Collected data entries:
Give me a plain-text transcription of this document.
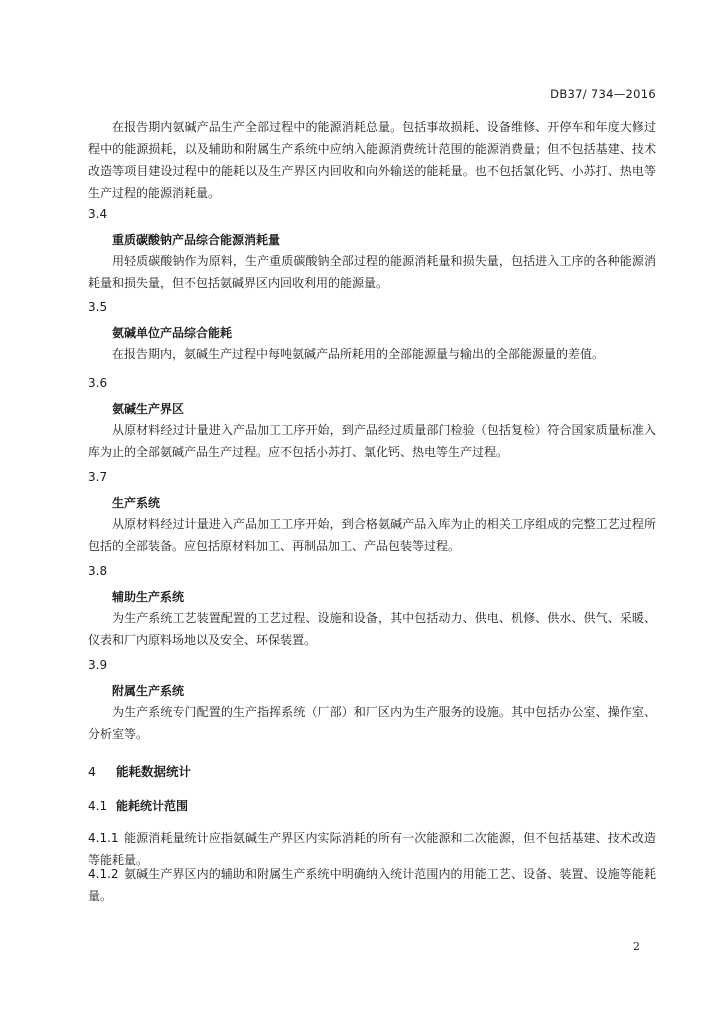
DB37/ 734—2016

在报告期内氨碱产品生产全部过程中的能源消耗总量。包括事故损耗、设备维修、开停车和年度大修过程中的能源损耗，以及辅助和附属生产系统中应纳入能源消费统计范围的能源消费量；但不包括基建、技术改造等项目建设过程中的能耗以及生产界区内回收和向外输送的能耗量。也不包括氯化钙、小苏打、热电等生产过程的能源消耗量。

3.4
重质碳酸钠产品综合能源消耗量

用轻质碳酸钠作为原料，生产重质碳酸钠全部过程的能源消耗量和损失量，包括进入工序的各种能源消耗量和损失量，但不包括氨碱界区内回收利用的能源量。

3.5
氨碱单位产品综合能耗

在报告期内，氨碱生产过程中每吨氨碱产品所耗用的全部能源量与输出的全部能源量的差值。

3.6
氨碱生产界区

从原材料经过计量进入产品加工工序开始，到产品经过质量部门检验（包括复检）符合国家质量标准入库为止的全部氨碱产品生产过程。应不包括小苏打、氯化钙、热电等生产过程。

3.7
生产系统

从原材料经过计量进入产品加工工序开始，到合格氨碱产品入库为止的相关工序组成的完整工艺过程所包括的全部装备。应包括原材料加工、再制品加工、产品包装等过程。

3.8
辅助生产系统

为生产系统工艺装置配置的工艺过程、设施和设备，其中包括动力、供电、机修、供水、供气、采暖、仪表和厂内原料场地以及安全、环保装置。

3.9
附属生产系统

为生产系统专门配置的生产指挥系统（厂部）和厂区内为生产服务的设施。其中包括办公室、操作室、分析室等。

4 能耗数据统计
4.1 能耗统计范围

4.1.1 能源消耗量统计应指氨碱生产界区内实际消耗的所有一次能源和二次能源，但不包括基建、技术改造等能耗量。

4.1.2 氨碱生产界区内的辅助和附属生产系统中明确纳入统计范围内的用能工艺、设备、装置、设施等能耗量。

2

REQUEST: Go through the listing above and write it all out exactly, leaving out any picture.

THE COMPLETED TASK:
Give me a plain-text transcription of this document.
DB37/ 734—2016

在报告期内氨碱产品生产全部过程中的能源消耗总量。包括事故损耗、设备维修、开停车和年度大修过程中的能源损耗，以及辅助和附属生产系统中应纳入能源消费统计范围的能源消费量；但不包括基建、技术改造等项目建设过程中的能耗以及生产界区内回收和向外输送的能耗量。也不包括氯化钙、小苏打、热电等生产过程的能源消耗量。

3.4
重质碳酸钠产品综合能源消耗量

用轻质碳酸钠作为原料，生产重质碳酸钠全部过程的能源消耗量和损失量，包括进入工序的各种能源消耗量和损失量，但不包括氨碱界区内回收利用的能源量。

3.5
氨碱单位产品综合能耗

在报告期内，氨碱生产过程中每吨氨碱产品所耗用的全部能源量与输出的全部能源量的差值。

3.6
氨碱生产界区

从原材料经过计量进入产品加工工序开始，到产品经过质量部门检验（包括复检）符合国家质量标准入库为止的全部氨碱产品生产过程。应不包括小苏打、氯化钙、热电等生产过程。

3.7
生产系统

从原材料经过计量进入产品加工工序开始，到合格氨碱产品入库为止的相关工序组成的完整工艺过程所包括的全部装备。应包括原材料加工、再制品加工、产品包装等过程。

3.8
辅助生产系统

为生产系统工艺装置配置的工艺过程、设施和设备，其中包括动力、供电、机修、供水、供气、采暖、仪表和厂内原料场地以及安全、环保装置。

3.9
附属生产系统

为生产系统专门配置的生产指挥系统（厂部）和厂区内为生产服务的设施。其中包括办公室、操作室、分析室等。

4 能耗数据统计
4.1 能耗统计范围

4.1.1 能源消耗量统计应指氨碱生产界区内实际消耗的所有一次能源和二次能源，但不包括基建、技术改造等能耗量。

4.1.2 氨碱生产界区内的辅助和附属生产系统中明确纳入统计范围内的用能工艺、设备、装置、设施等能耗量。

2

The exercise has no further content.